Strategic revamps can offer a cost-efficient fast track to renewable fuel production

Growth in renewable fuels is offering refineries and new entrant producers opportunities with significant potential. Incentivization, mandates and regulations, from the EU’s ReFuelEU Aviation regulations to the US Renewable Fuel Standard developments, are creating an expanding market – and early movers can take full advantage.

But the clock is already ticking when it comes to renewable diesel and sustainable aviation fuel first mover advantages. Building greenfield capacity answers part of this challenge, but for existing refineries, converting what already exists toward renewables offers a fast-turnaround, and lower CAPEX option, explains Ole Frej Alkilde Lead Technology Manager and Lars Jørgensen, Technology Chief Specialist at Topsoe.

Hydroprocessing units designed for fossil fuel treatment can produce renewable diesel and SAF with modifications. The principle is the same. Hydrogen treatment under pressure and temperature over catalyst beds. The chemistry shifts, however, meaning oxygen-rich feedstocks like vegetable oils and animal fats demand different catalyst loadings, material selection or metallurgy upgrade and heat integration to petroleum fractions. These differences are manageable through revamp engineering that preserves the core asset while adapting it to new molecules.

And the good news? Revamps are commercially proven for defined feedstock windows and hydrogen availability, provided front-end studies are done rigorously. Twenty years of commercial operation have demonstrated this approach delivers reliable renewable fuel production. The question refiners now face is less about technical feasibility and more about implementation strategy.

Understanding the spectrum from co-processing to full revamp

The conversion of existing hydroprocessing units to renewable service spans a wide spectrum of intervention levels, each with distinct technical and commercial implications.

Low-level co-processing (typically 5–10%) represents the lightest-touch entry point. At these levels, well-pretreated renewable feedstocks can often be introduced with limited changes to hardware. Adjustments focus on catalyst selection, reactor temperature profiles and operating severity. Capital expenditure is minimal, and implementation can usually be aligned with a planned turnaround.

» Data supplied
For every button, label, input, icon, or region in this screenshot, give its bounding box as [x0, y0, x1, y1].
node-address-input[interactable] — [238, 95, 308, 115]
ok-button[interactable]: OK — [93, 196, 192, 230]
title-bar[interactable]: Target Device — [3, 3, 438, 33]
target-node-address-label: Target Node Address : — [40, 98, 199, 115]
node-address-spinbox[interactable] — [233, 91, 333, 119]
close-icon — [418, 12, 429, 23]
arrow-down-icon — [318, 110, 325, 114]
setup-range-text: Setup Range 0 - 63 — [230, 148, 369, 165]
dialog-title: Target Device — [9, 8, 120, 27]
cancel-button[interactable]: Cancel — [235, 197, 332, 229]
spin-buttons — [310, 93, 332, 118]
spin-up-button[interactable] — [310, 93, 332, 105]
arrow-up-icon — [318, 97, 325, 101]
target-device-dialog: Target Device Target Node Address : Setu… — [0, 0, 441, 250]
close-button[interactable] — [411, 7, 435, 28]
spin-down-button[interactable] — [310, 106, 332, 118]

» Jobs
(A) In the refinery revamp article, reproduce the passage that begins at the words "Growth in renewable" and stops after "take full advantage.", renaming "early movers" as "first movers" throughout.
(B) Please carry the refinery revamp article further, picking up right after its final sentence.

» Results by task
(A)
Growth in renewable fuels is offering refineries and new entrant producers opportunities with significant potential. Incentivization, mandates and regulations, from the EU’s ReFuelEU Aviation regulations to the US Renewable Fuel Standard developments, are creating an expanding market – and first movers can take full advantage.

(B)
Feedstock quality is critical at this stage: elevated chlorides, phosphorus or metals can quickly negate the apparent simplicity of co-processing.

As renewable content increases beyond 10–20%, constraints become more pronounced. Hydrogen consumption rises, heat release profiles change, and corrosion risks increase due to halogens and higher water partial pressure. At this scale, revamps typically require targeted metallurgy upgrades, revised heat integration, hydrogen system debottlenecking and, in some cases, pretreatment enhancements. These projects still leverage existing infrastructure but demand a structured engineering approach and capital investment.

Full renewable conversion (up to 100%) represents the most extensive revamp scope. Units are operated exclusively in renewable service, often with dedicated feedstock logistics and product handling. While this maximizes renewable fuel output, most designs intentionally retain the ability to revert to fossil operation, though doing so may require catalyst changeout and operating adjustments. This flexibility can be strategically valuable in volatile feedstock and policy environments.

How can refinery revamps deliver fast renewable fuel market entry?

A grassroots renewable diesel or SAF facility typically requires 24 to 36 months from final investment decision to first production. Site preparation, foundation work, construction and equipment installation all need to happen. For existing refineries looking to diversify or with idle capacity, a revamp can be a good entry point for renewables as it compresses this timeline substantially. Even more extensive modifications that enable 100% renewable processing typically complete faster than new construction.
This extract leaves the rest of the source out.